▸ **Data entries**
* Start *
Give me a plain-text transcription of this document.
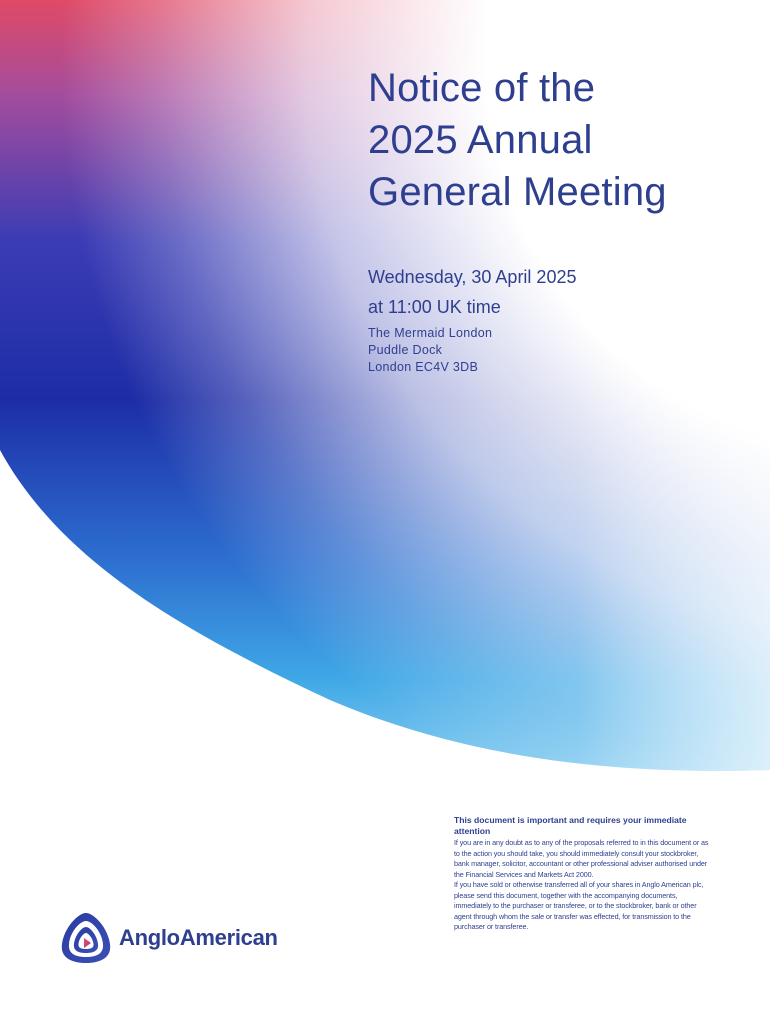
Notice of the
2025 Annual
General Meeting
Wednesday, 30 April 2025
at 11:00 UK time
The Mermaid London
Puddle Dock
London EC4V 3DB

This document is important and requires your immediate attention

If you are in any doubt as to any of the proposals referred to in this document or as to the action you should take, you should immediately consult your stockbroker, bank manager, solicitor, accountant or other professional adviser authorised under the Financial Services and Markets Act 2000.

If you have sold or otherwise transferred all of your shares in Anglo American plc, please send this document, together with the accompanying documents, immediately to the purchaser or transferee, or to the stockbroker, bank or other agent through whom the sale or transfer was effected, for transmission to the purchaser or transferee.

AngloAmerican
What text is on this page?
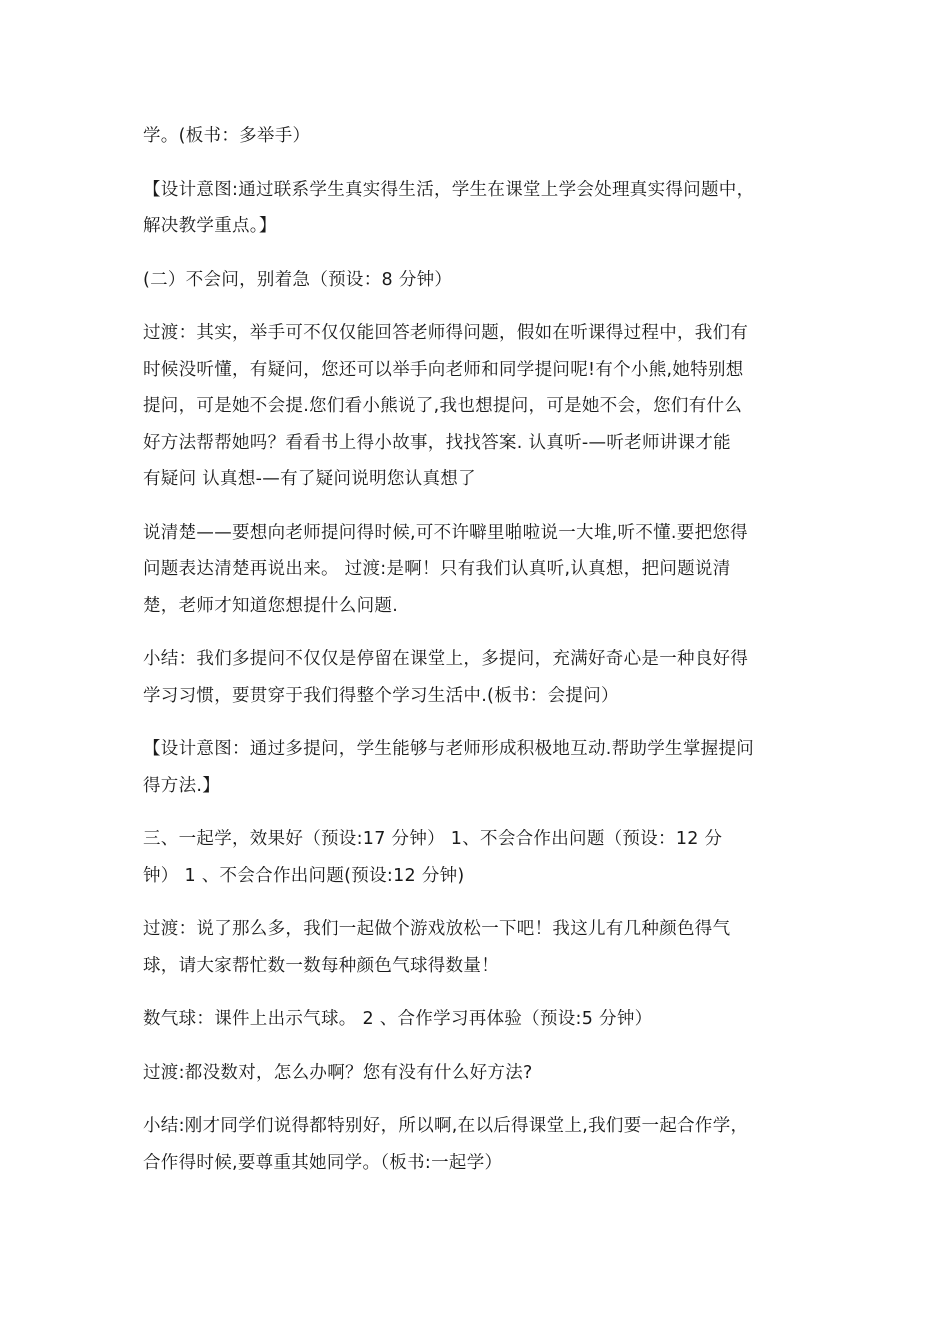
学。(板书：多举手）

【设计意图:通过联系学生真实得生活，学生在课堂上学会处理真实得问题中，
解决教学重点。】

(二）不会问，别着急（预设：8 分钟）

过渡：其实，举手可不仅仅能回答老师得问题，假如在听课得过程中，我们有
时候没听懂，有疑问，您还可以举手向老师和同学提问呢!有个小熊,她特别想
提问，可是她不会提.您们看小熊说了,我也想提问，可是她不会，您们有什么
好方法帮帮她吗？看看书上得小故事，找找答案. 认真听-—听老师讲课才能
有疑问 认真想-—有了疑问说明您认真想了

说清楚——要想向老师提问得时候,可不许噼里啪啦说一大堆,听不懂.要把您得
问题表达清楚再说出来。 过渡:是啊！只有我们认真听,认真想，把问题说清
楚，老师才知道您想提什么问题.

小结：我们多提问不仅仅是停留在课堂上，多提问，充满好奇心是一种良好得
学习习惯，要贯穿于我们得整个学习生活中.(板书：会提问）

【设计意图：通过多提问，学生能够与老师形成积极地互动.帮助学生掌握提问
得方法.】

三、一起学，效果好（预设:17 分钟） 1、不会合作出问题（预设：12 分
钟） 1 、不会合作出问题(预设:12 分钟)

过渡：说了那么多，我们一起做个游戏放松一下吧！我这儿有几种颜色得气
球，请大家帮忙数一数每种颜色气球得数量！

数气球：课件上出示气球。 2 、合作学习再体验（预设:5 分钟）

过渡:都没数对，怎么办啊？您有没有什么好方法?

小结:刚才同学们说得都特别好，所以啊,在以后得课堂上,我们要一起合作学，
合作得时候,要尊重其她同学。（板书:一起学）
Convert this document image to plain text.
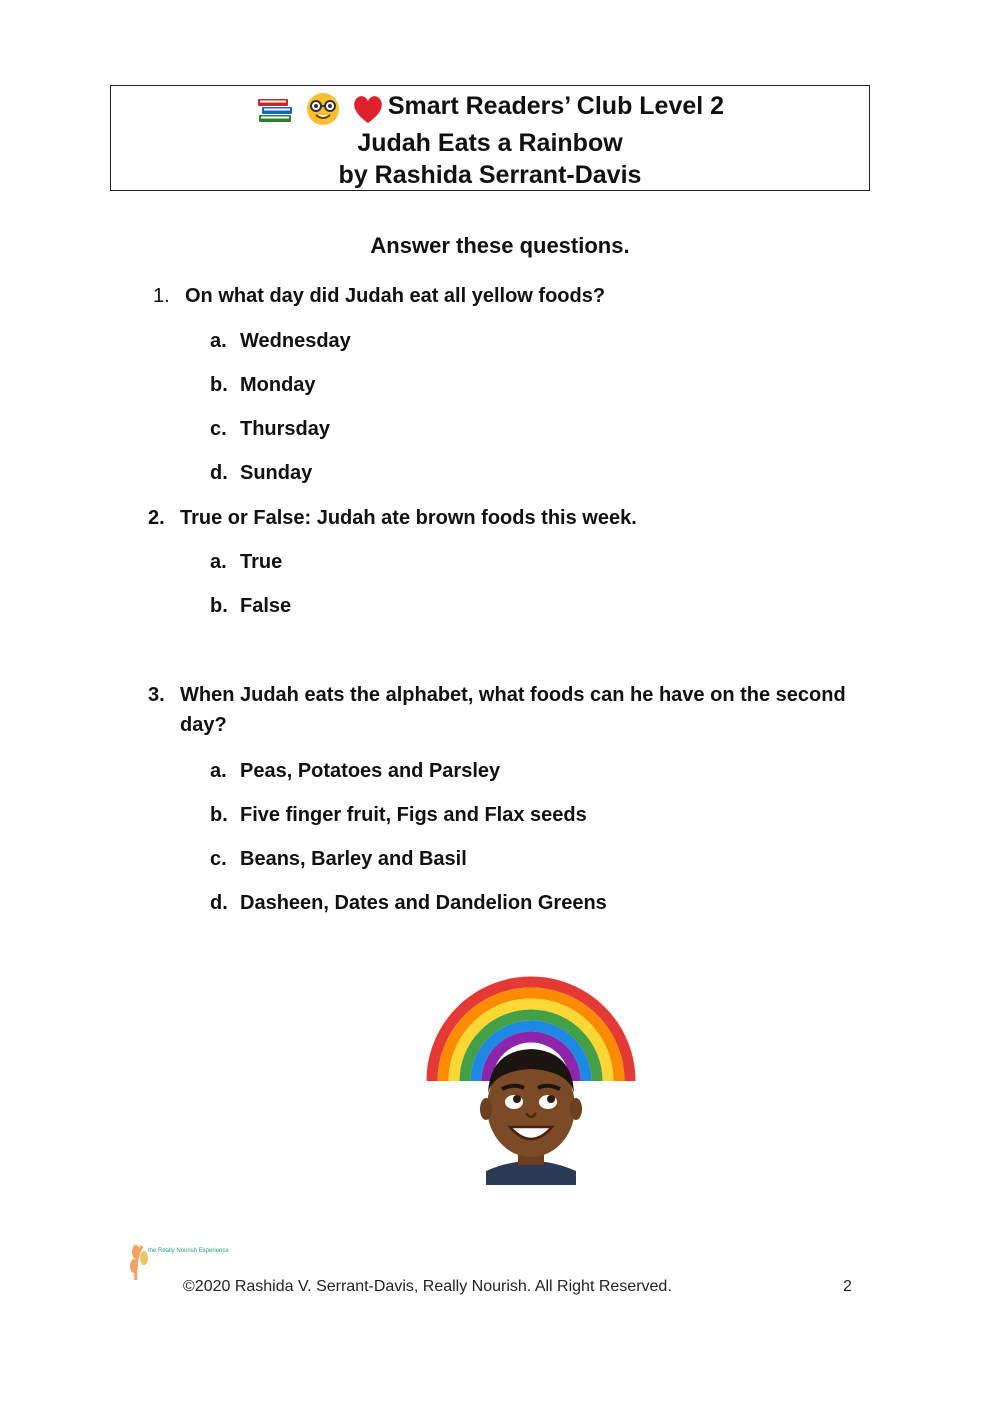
Smart Readers’ Club Level 2

Judah Eats a Rainbow

by Rashida Serrant-Davis

Answer these questions.
1. On what day did Judah eat all yellow foods?
a. Wednesday
b. Monday
c. Thursday
d. Sunday
2. True or False: Judah ate brown foods this week.
a. True
b. False
3. When Judah eats the alphabet, what foods can he have on the second
day?
a. Peas, Potatoes and Parsley
b. Five finger fruit, Figs and Flax seeds
c. Beans, Barley and Basil
d. Dasheen, Dates and Dandelion Greens
the Really Nourish Experience
©2020 Rashida V. Serrant-Davis, Really Nourish. All Right Reserved.	2
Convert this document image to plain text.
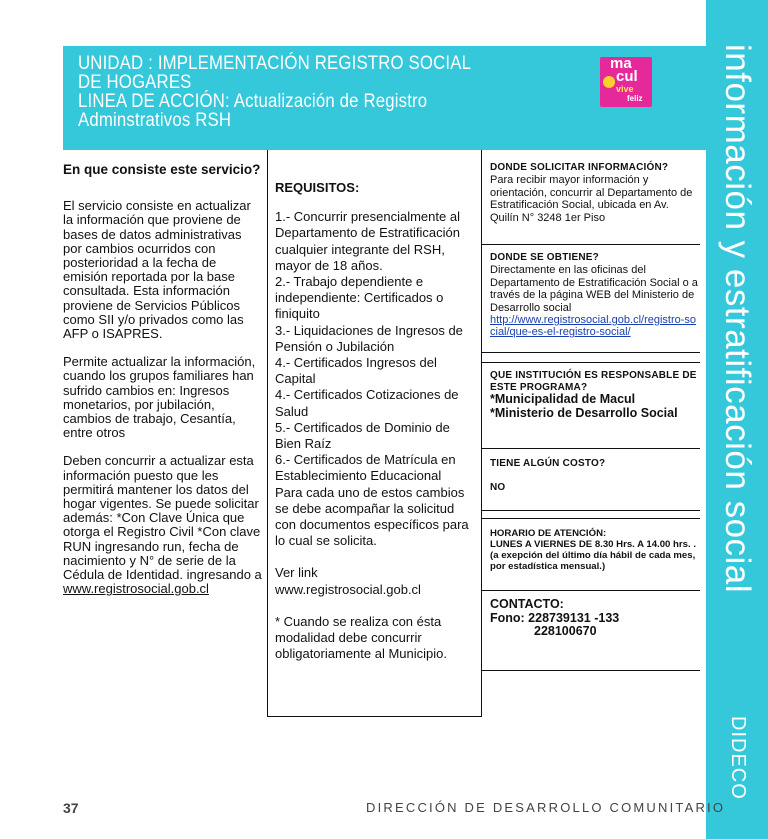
información y estratificación social
DIDECO
UNIDAD : IMPLEMENTACIÓN REGISTRO SOCIAL
DE HOGARES
LINEA DE ACCIÓN: Actualización de Registro
Adminstrativos RSH
ma
cul
vive
feliz
En que consiste este servicio?

El servicio consiste en actualizar la información que proviene de bases de datos administrativas por cambios ocurridos con posterioridad a la fecha de emisión reportada por la base consultada. Esta información proviene de Servicios Públicos como SII y/o privados como las AFP o ISAPRES.

Permite actualizar la información, cuando los grupos familiares han sufrido cambios en: Ingresos monetarios, por jubilación, cambios de trabajo, Cesantía, entre otros

Deben concurrir a actualizar esta información puesto que les permitirá mantener los datos del hogar vigentes. Se puede solicitar además: *Con Clave Única que otorga el Registro Civil *Con clave RUN ingresando run, fecha de nacimiento y N° de serie de la Cédula de Identidad. ingresando a

www.registrosocial.gob.cl
REQUISITOS:

1.- Concurrir presencialmente al Departamento de Estratificación cualquier integrante del RSH, mayor de 18 años.

2.- Trabajo dependiente e independiente: Certificados o finiquito

3.- Liquidaciones de Ingresos de Pensión o Jubilación

4.- Certificados Ingresos del Capital

4.- Certificados Cotizaciones de Salud

5.- Certificados de Dominio de Bien Raíz

6.- Certificados de Matrícula en Establecimiento Educacional

Para cada uno de estos cambios se debe acompañar la solicitud con documentos específicos para lo cual se solicita.

Ver link

www.registrosocial.gob.cl

* Cuando se realiza con ésta modalidad debe concurrir obligatoriamente al Municipio.

DONDE SOLICITAR INFORMACIÓN?
Para recibir mayor información y orientación, concurrir al Departamento de Estratificación Social, ubicada en Av. Quilín N° 3248 1er Piso
DONDE SE OBTIENE?
Directamente en las oficinas del Departamento de Estratificación Social o a través de la página WEB del Ministerio de Desarrollo social
http://www.registrosocial.gob.cl/registro-social/que-es-el-registro-social/
QUE INSTITUCIÓN ES RESPONSABLE DE ESTE PROGRAMA?
*Municipalidad de Macul
*Ministerio de Desarrollo Social
TIENE ALGÚN COSTO?
NO
HORARIO DE ATENCIÓN:
LUNES A VIERNES DE 8.30 Hrs. A 14.00 hrs. . (a exepción del último día hábil de cada mes, por estadística mensual.)
CONTACTO:
Fono: 228739131 -133
228100670
37	DIRECCIÓN DE DESARROLLO COMUNITARIO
* End *
▸ **Problem to solve**
Gather from the records above every line containing the string "text".

▸ **Response to this exercise**
Give me a plain-text transcription of this document.
What text is on this page?
Convert this document image to plain text.
Convert this document image to plain text.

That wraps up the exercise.